Written exercise: Read the lines that follow and pick out every one containing the word "services".

━━━ Material supplied

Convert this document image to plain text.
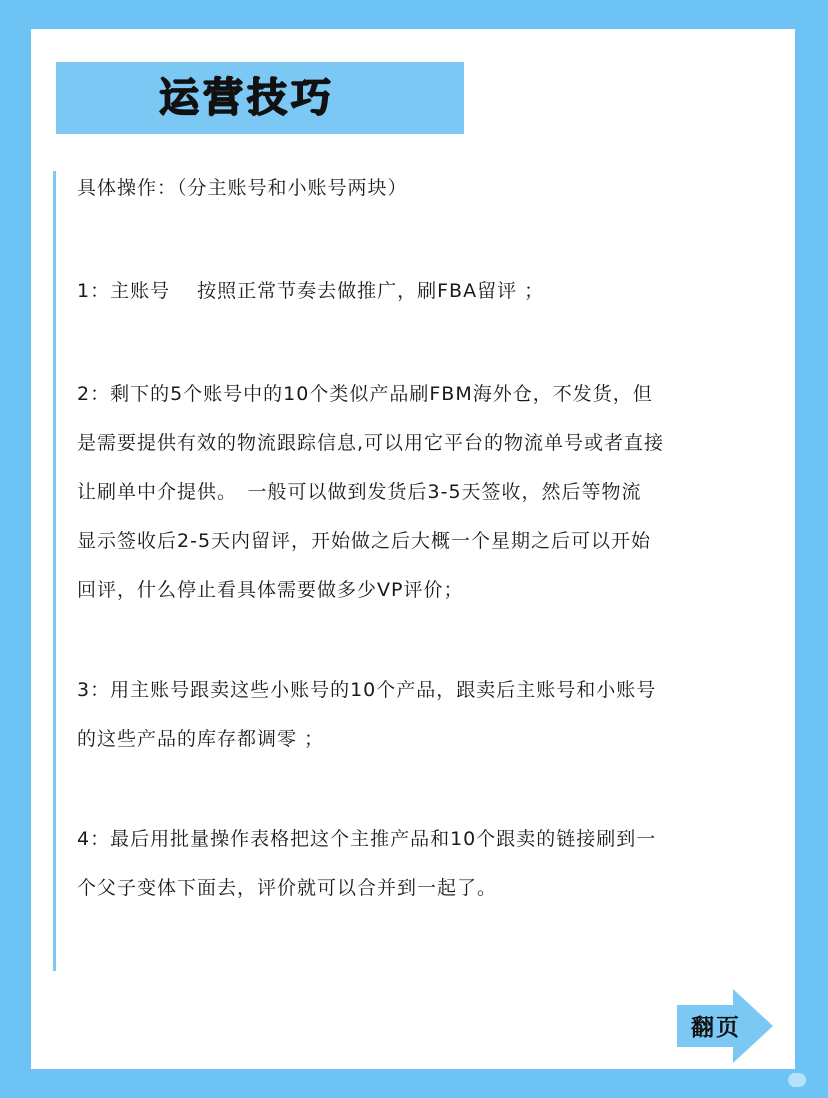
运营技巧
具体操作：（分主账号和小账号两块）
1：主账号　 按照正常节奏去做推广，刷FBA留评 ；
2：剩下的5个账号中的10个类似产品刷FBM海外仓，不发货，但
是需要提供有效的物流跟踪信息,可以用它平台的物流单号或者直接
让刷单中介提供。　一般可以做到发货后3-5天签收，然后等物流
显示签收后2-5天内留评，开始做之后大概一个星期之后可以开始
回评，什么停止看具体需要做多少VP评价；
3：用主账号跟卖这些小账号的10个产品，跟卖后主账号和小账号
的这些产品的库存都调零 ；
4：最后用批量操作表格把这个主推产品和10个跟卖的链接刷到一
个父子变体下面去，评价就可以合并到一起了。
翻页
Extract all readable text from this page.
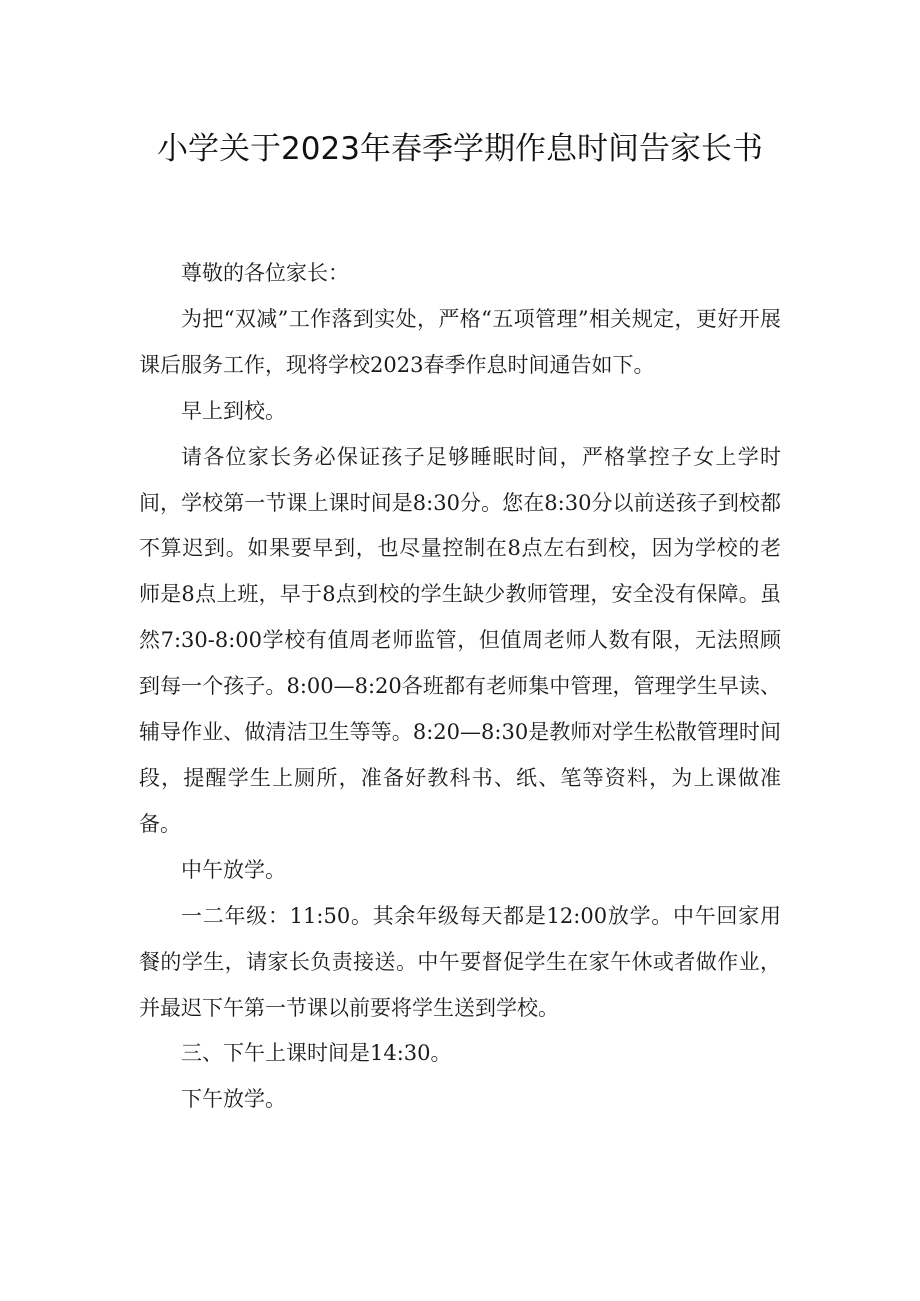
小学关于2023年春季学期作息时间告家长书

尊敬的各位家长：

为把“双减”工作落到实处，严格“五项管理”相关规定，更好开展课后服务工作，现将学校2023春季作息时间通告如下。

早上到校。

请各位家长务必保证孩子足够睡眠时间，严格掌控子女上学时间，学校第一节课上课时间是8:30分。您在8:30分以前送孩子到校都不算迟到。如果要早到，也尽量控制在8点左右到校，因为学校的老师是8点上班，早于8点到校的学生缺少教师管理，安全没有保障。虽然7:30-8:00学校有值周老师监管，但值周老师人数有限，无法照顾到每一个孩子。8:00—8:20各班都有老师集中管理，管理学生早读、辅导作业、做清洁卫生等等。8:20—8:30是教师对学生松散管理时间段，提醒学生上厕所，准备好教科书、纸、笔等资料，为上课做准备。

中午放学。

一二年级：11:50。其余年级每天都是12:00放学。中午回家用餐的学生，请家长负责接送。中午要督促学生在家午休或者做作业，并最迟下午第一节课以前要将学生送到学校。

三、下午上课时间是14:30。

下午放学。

━━━━━━
━━━ Material supplied

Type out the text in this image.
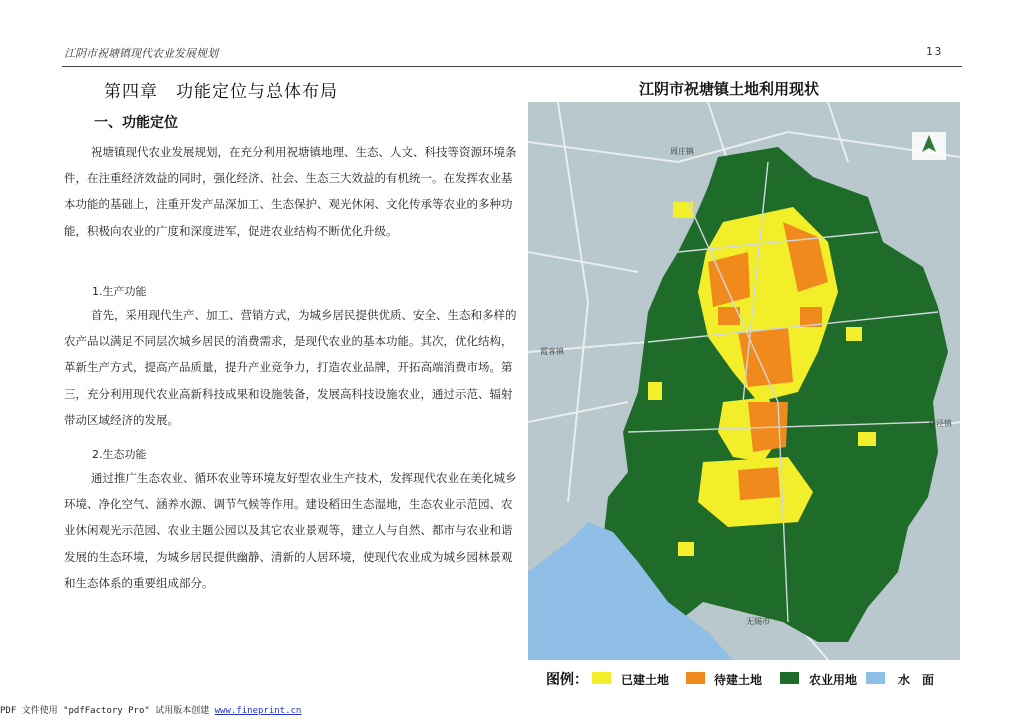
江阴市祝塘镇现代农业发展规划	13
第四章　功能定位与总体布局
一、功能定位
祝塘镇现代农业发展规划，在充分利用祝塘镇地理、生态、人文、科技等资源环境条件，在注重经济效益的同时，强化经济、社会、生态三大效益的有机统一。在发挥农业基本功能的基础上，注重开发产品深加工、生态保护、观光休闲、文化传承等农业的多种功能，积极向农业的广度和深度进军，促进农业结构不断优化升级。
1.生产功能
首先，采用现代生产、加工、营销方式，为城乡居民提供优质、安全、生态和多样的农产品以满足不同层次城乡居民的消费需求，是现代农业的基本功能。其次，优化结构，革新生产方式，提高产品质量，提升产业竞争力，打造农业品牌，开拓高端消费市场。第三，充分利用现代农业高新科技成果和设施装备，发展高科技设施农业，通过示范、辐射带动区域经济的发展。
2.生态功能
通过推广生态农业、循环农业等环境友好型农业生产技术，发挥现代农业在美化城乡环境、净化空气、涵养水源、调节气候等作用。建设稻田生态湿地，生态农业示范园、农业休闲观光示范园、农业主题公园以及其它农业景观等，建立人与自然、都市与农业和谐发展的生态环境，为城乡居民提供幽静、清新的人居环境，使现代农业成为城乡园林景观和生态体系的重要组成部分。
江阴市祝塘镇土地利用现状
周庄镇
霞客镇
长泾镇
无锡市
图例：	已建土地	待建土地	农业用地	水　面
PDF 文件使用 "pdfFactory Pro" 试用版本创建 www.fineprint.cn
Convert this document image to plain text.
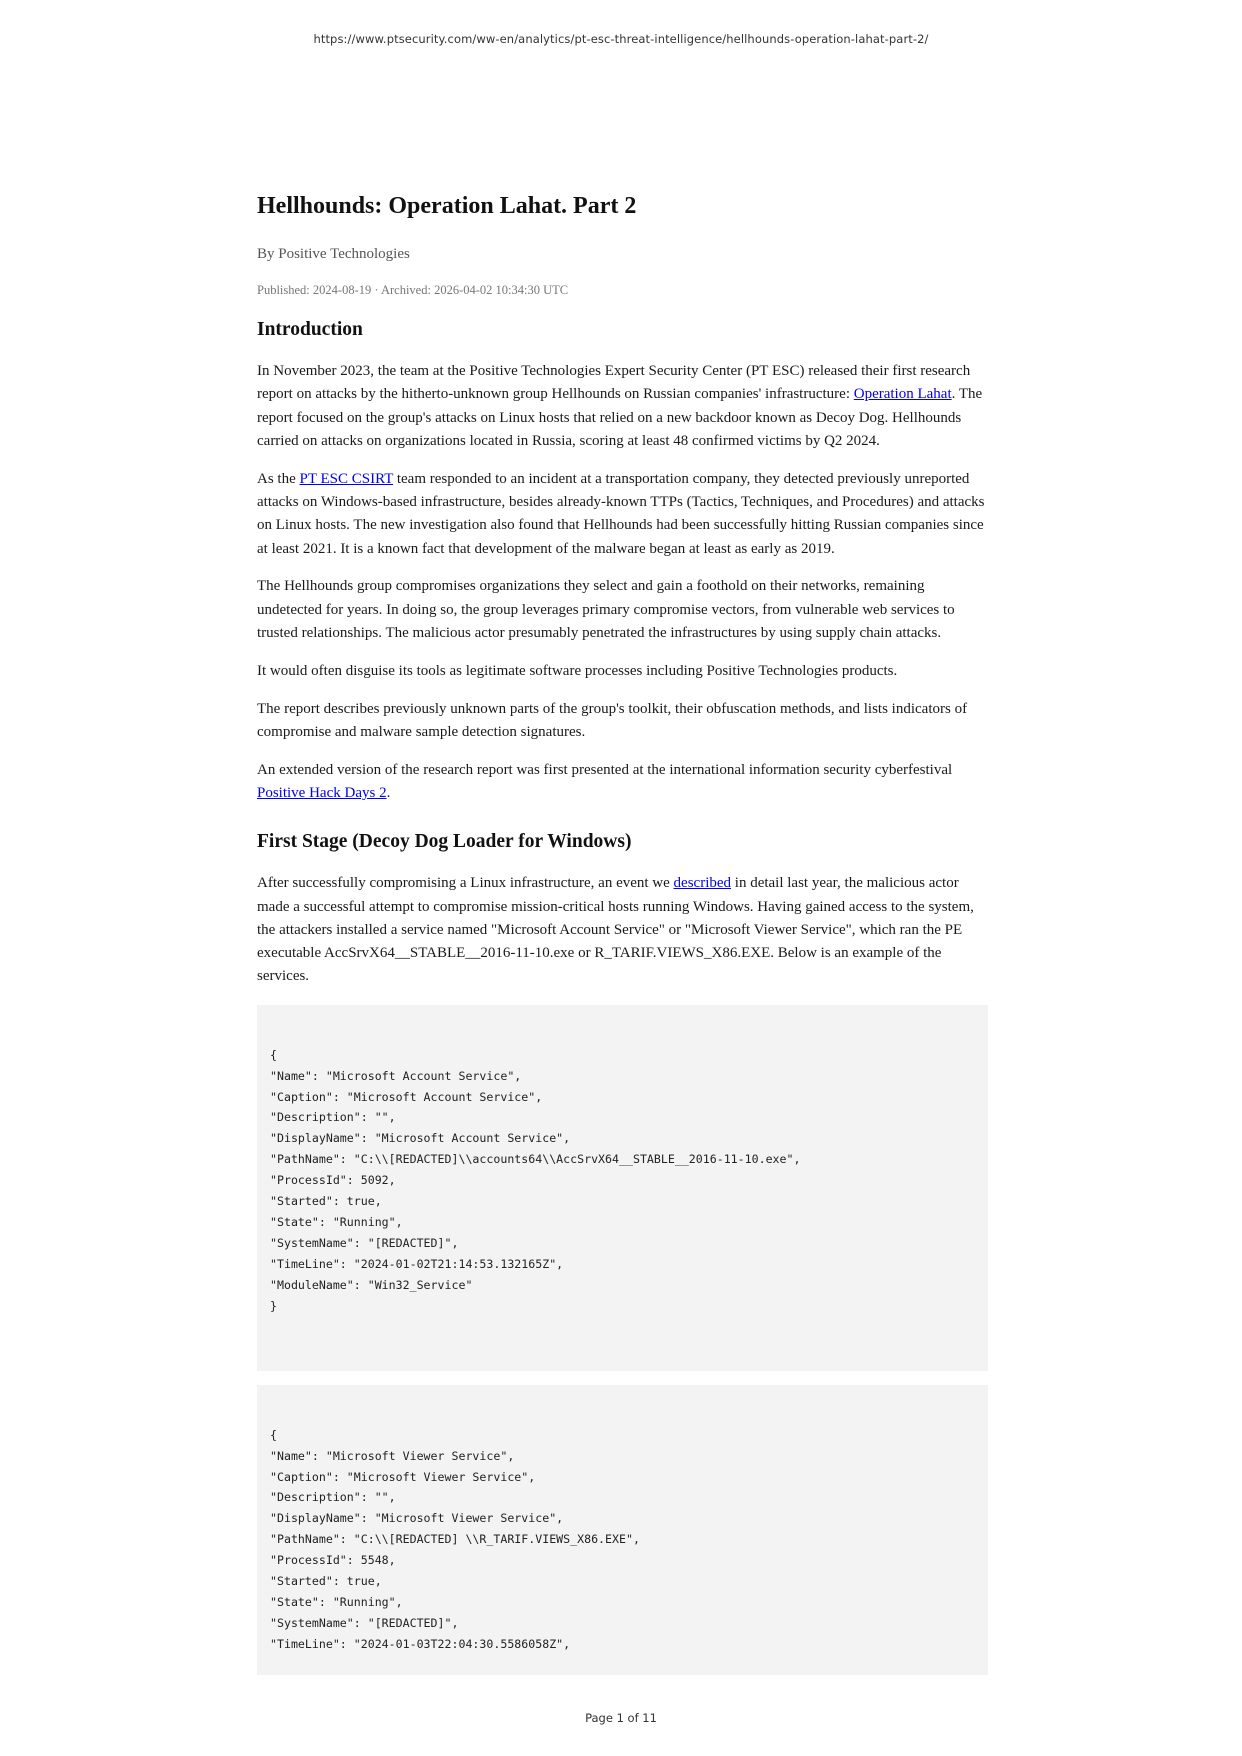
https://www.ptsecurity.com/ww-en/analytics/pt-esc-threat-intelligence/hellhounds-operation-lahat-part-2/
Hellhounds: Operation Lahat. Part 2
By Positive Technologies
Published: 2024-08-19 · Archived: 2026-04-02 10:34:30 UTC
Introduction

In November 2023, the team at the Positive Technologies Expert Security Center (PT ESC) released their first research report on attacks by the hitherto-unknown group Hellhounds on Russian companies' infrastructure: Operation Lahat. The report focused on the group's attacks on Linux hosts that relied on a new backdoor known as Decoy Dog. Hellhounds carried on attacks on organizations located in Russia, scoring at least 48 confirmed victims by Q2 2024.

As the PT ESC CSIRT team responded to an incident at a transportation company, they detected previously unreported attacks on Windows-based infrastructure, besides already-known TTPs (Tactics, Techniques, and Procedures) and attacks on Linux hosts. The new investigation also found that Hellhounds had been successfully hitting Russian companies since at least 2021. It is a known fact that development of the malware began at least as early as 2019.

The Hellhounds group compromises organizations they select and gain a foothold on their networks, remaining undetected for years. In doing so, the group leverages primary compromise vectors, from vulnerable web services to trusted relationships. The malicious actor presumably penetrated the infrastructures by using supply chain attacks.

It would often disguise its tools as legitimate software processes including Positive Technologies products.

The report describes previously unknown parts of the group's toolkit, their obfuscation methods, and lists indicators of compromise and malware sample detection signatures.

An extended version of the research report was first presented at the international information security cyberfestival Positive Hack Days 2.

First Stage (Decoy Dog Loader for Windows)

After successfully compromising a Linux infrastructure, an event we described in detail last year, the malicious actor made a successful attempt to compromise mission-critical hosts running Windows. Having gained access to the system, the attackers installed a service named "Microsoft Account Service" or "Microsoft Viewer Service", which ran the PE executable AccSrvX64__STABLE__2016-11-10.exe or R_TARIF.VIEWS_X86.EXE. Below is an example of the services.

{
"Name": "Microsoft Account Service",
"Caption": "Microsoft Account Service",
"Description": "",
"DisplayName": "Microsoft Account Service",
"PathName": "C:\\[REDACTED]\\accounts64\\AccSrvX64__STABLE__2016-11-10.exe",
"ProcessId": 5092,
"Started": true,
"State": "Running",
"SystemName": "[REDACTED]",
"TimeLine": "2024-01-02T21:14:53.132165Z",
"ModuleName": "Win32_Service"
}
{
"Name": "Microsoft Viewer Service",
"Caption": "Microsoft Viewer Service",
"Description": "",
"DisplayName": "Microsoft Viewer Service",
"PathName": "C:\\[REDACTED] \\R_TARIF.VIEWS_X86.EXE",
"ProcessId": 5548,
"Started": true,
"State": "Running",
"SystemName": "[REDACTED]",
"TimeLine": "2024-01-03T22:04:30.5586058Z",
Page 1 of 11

━━━━━━

Solution to the exercise:
The Hellhounds group compromises organizations they select and gain a foothold on their networks, remaining undetected for years. In doing so, the group leverages primary compromise vectors, from vulnerable web services to trusted relationships. The malicious actor presumably penetrated the infrastructures by using supply chain attacks.
After successfully compromising a Linux infrastructure, an event we described in detail last year, the malicious actor made a successful attempt to compromise mission-critical hosts running Windows. Having gained access to the system, the attackers installed a service named "Microsoft Account Service" or "Microsoft Viewer Service", which ran the PE executable AccSrvX64__STABLE__2016-11-10.exe or R_TARIF.VIEWS_X86.EXE. Below is an example of the services.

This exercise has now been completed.